>> start

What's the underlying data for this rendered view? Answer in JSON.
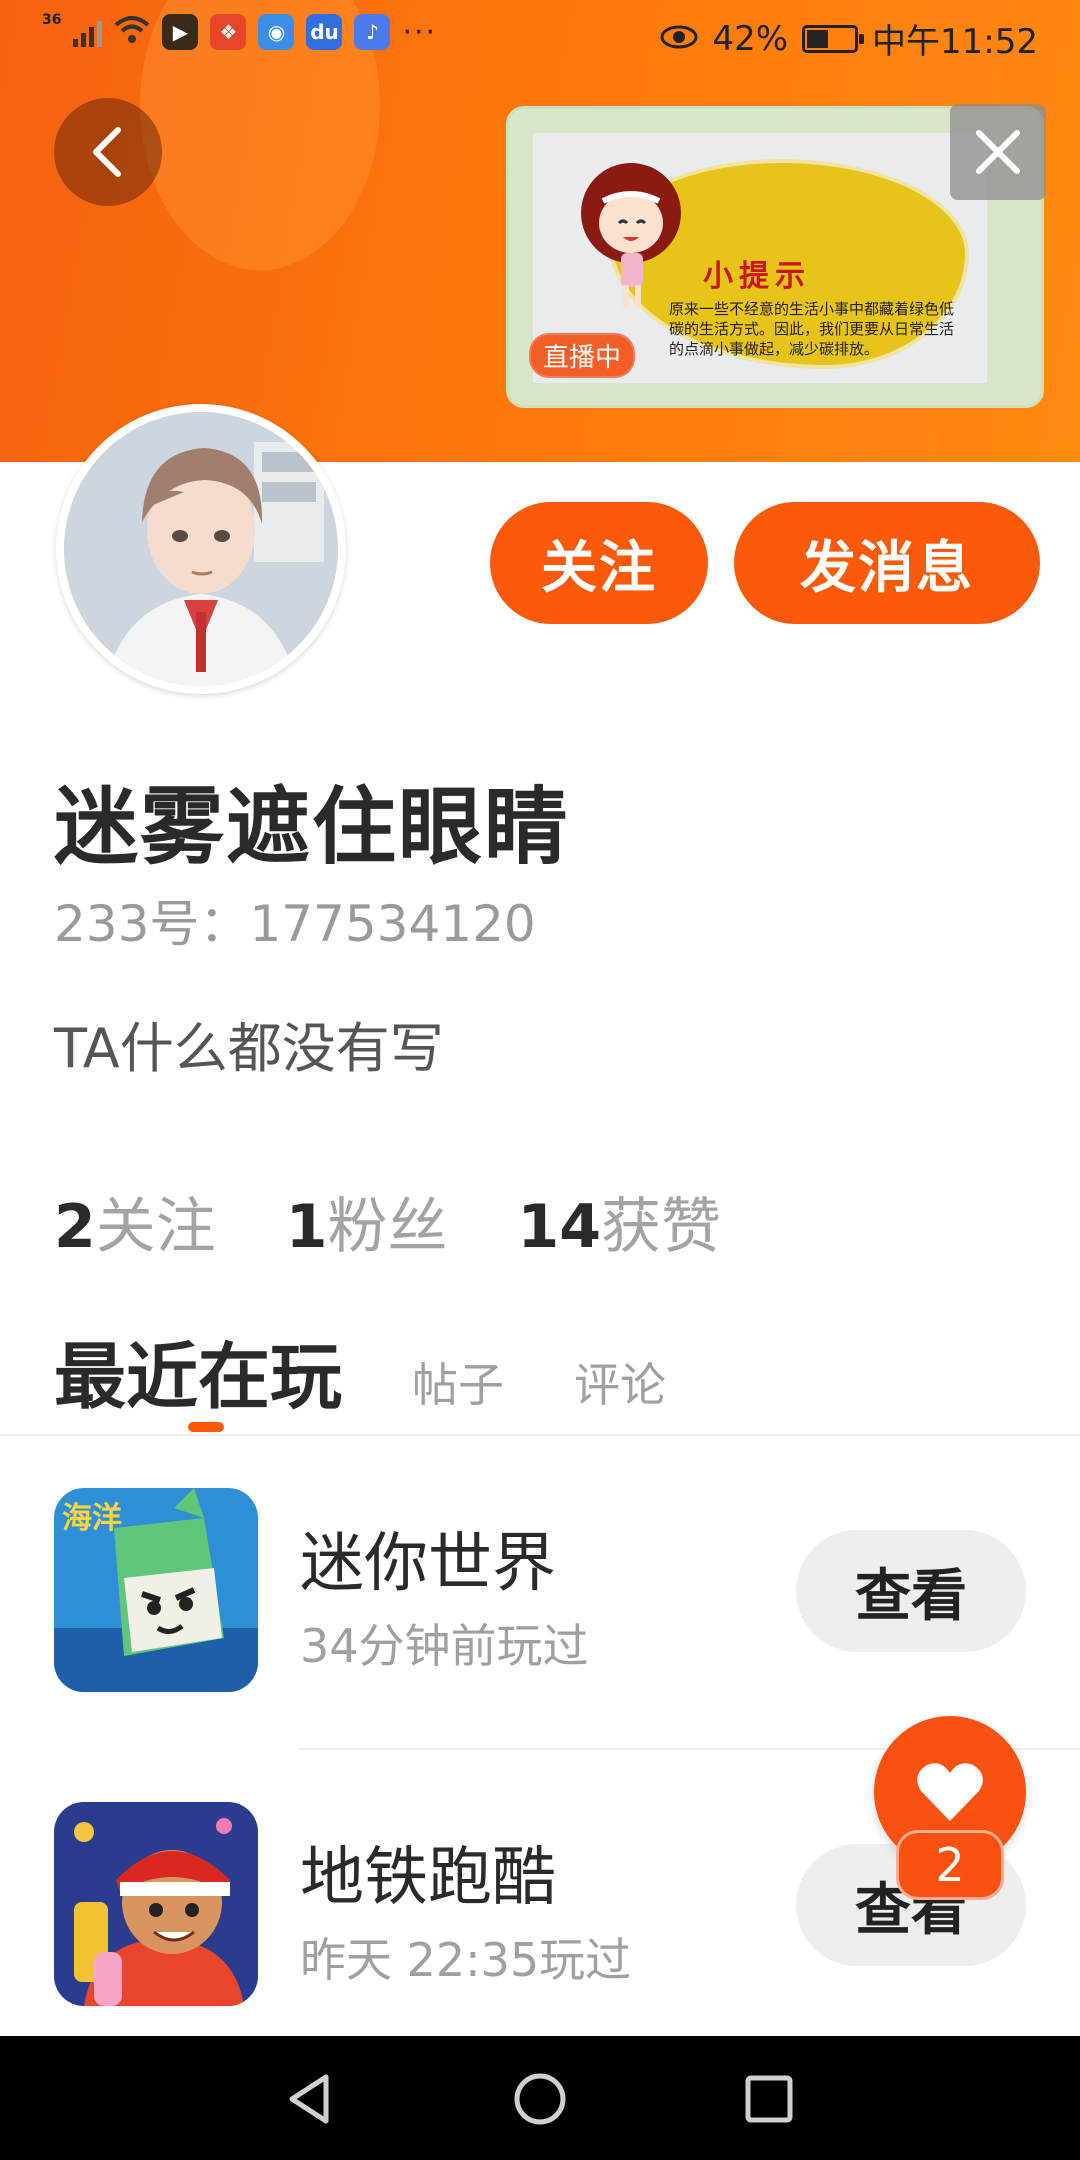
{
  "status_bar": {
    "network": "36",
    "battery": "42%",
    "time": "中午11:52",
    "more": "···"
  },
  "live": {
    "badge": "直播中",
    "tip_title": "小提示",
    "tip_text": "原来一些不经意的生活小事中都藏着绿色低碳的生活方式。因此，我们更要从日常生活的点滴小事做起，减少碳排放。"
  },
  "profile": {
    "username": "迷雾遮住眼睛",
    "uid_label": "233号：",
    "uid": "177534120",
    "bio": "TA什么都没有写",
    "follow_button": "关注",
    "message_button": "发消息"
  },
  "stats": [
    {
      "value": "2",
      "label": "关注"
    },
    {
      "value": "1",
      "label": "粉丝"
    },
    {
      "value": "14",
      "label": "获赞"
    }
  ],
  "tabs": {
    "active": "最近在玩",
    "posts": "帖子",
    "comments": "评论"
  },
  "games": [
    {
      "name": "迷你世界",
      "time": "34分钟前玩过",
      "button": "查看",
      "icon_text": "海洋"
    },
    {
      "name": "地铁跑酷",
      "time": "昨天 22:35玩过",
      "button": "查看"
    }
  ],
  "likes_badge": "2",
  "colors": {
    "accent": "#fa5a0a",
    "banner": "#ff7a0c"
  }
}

>> end
>> start

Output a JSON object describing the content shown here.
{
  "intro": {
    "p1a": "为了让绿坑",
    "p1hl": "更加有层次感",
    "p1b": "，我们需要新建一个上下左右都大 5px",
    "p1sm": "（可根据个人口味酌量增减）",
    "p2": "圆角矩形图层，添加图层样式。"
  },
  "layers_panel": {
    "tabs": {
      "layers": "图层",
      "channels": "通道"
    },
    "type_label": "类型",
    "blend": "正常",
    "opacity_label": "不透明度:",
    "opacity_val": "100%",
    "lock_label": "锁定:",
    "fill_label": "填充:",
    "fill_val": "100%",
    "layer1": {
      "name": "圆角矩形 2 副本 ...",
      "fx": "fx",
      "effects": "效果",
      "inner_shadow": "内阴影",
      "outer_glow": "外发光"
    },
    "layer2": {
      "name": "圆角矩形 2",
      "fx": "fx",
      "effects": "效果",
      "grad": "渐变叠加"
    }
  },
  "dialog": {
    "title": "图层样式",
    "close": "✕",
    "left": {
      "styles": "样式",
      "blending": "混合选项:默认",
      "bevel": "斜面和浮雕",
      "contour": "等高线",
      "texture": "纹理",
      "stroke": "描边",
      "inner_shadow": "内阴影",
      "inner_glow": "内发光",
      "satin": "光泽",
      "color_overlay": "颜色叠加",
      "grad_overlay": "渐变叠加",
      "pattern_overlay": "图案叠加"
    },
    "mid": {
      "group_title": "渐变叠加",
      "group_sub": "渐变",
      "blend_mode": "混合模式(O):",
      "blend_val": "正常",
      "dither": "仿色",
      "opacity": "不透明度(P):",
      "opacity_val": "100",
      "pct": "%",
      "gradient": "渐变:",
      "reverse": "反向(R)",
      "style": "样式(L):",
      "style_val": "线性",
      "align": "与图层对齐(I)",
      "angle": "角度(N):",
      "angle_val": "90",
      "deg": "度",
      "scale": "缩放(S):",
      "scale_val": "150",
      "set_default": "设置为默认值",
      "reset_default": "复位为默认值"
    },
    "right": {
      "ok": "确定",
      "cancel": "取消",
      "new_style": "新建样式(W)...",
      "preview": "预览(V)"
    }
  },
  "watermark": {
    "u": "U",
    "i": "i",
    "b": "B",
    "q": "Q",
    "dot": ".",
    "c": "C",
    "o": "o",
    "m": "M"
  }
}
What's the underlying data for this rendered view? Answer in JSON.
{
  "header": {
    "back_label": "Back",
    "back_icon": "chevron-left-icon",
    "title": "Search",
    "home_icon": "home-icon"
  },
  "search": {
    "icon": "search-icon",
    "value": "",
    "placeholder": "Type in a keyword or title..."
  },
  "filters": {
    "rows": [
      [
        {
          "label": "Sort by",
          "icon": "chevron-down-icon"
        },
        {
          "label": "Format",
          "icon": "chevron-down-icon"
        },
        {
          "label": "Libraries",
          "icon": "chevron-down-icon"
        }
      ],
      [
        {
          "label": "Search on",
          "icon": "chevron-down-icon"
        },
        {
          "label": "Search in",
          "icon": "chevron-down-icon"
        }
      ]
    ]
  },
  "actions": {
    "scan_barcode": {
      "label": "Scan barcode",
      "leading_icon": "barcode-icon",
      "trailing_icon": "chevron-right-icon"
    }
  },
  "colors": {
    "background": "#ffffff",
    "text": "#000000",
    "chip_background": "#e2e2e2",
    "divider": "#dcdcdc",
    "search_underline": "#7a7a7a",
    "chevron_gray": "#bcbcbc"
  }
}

>> end

## WORK REQUIRED
Search the data for "time" and list every line in which it occurs.

## OUTPUT BELOW
    "time": "中午11:52",
      "time": "34分钟前玩过",
      "time": "昨天 22:35玩过",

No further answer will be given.